→ **Data entries**:
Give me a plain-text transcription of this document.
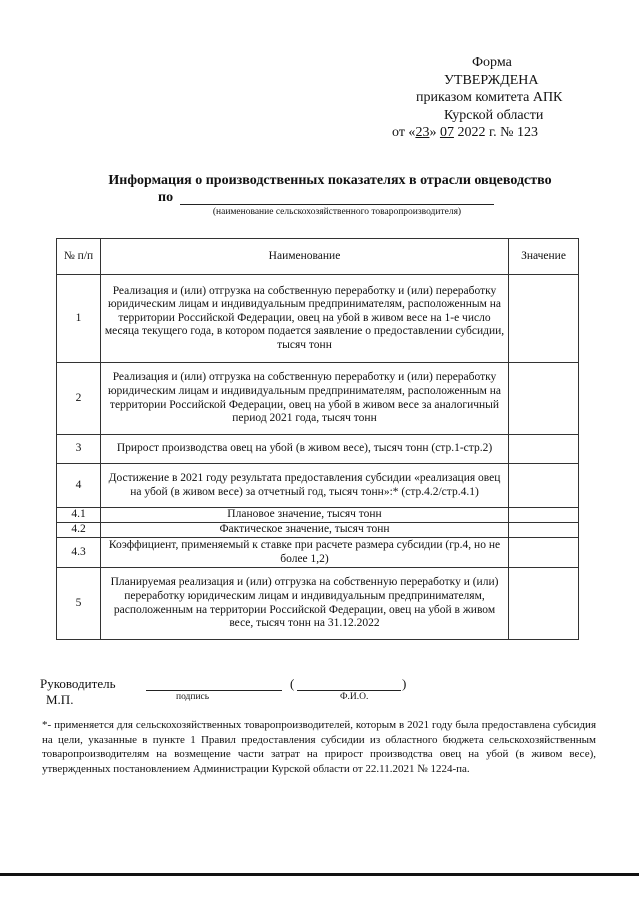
Форма
УТВЕРЖДЕНА
приказом комитета АПК
Курской области
от «23» 07 2022 г. № 123
Информация о производственных показателях в отрасли овцеводство
по
(наименование сельскохозяйственного товаропроизводителя)
№ п/п	Наименование	Значение
1	Реализация и (или) отгрузка на собственную переработку и (или) переработку юридическим лицам и индивидуальным предпринимателям, расположенным на территории Российской Федерации, овец на убой в живом весе на 1-е число месяца текущего года, в котором подается заявление о предоставлении субсидии, тысяч тонн	
2	Реализация и (или) отгрузка на собственную переработку и (или) переработку юридическим лицам и индивидуальным предпринимателям, расположенным на территории Российской Федерации, овец на убой в живом весе за аналогичный период 2021 года, тысяч тонн	
3	Прирост производства овец на убой (в живом весе), тысяч тонн (стр.1-стр.2)	
4	Достижение в 2021 году результата предоставления субсидии «реализация овец на убой (в живом весе) за отчетный год, тысяч тонн»:* (стр.4.2/стр.4.1)	
4.1	Плановое значение, тысяч тонн	
4.2	Фактическое значение, тысяч тонн	
4.3	Коэффициент, применяемый к ставке при расчете размера субсидии (гр.4, но не более 1,2)	
5	Планируемая реализация и (или) отгрузка на собственную переработку и (или) переработку юридическим лицам и индивидуальным предпринимателям, расположенным на территории Российской Федерации, овец на убой в живом весе, тысяч тонн на 31.12.2022	
Руководитель
М.П.
(	)
подпись	Ф.И.О.
*- применяется для сельскохозяйственных товаропроизводителей, которым в 2021 году была предоставлена субсидия на цели, указанные в пункте 1 Правил предоставления субсидии из областного бюджета сельскохозяйственным товаропроизводителям на возмещение части затрат на прирост производства овец на убой (в живом весе), утвержденных постановлением Администрации Курской области от 22.11.2021 № 1224-па.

→ **EXERCISE AIM**: Copy each line of the data that contains the word "индивидуальным".

→ **WRITTEN SOLUTION**:
1	Реализация и (или) отгрузка на собственную переработку и (или) переработку юридическим лицам и индивидуальным предпринимателям, расположенным на территории Российской Федерации, овец на убой в живом весе на 1-е число месяца текущего года, в котором подается заявление о предоставлении субсидии, тысяч тонн	
2	Реализация и (или) отгрузка на собственную переработку и (или) переработку юридическим лицам и индивидуальным предпринимателям, расположенным на территории Российской Федерации, овец на убой в живом весе за аналогичный период 2021 года, тысяч тонн	
5	Планируемая реализация и (или) отгрузка на собственную переработку и (или) переработку юридическим лицам и индивидуальным предпринимателям, расположенным на территории Российской Федерации, овец на убой в живом весе, тысяч тонн на 31.12.2022	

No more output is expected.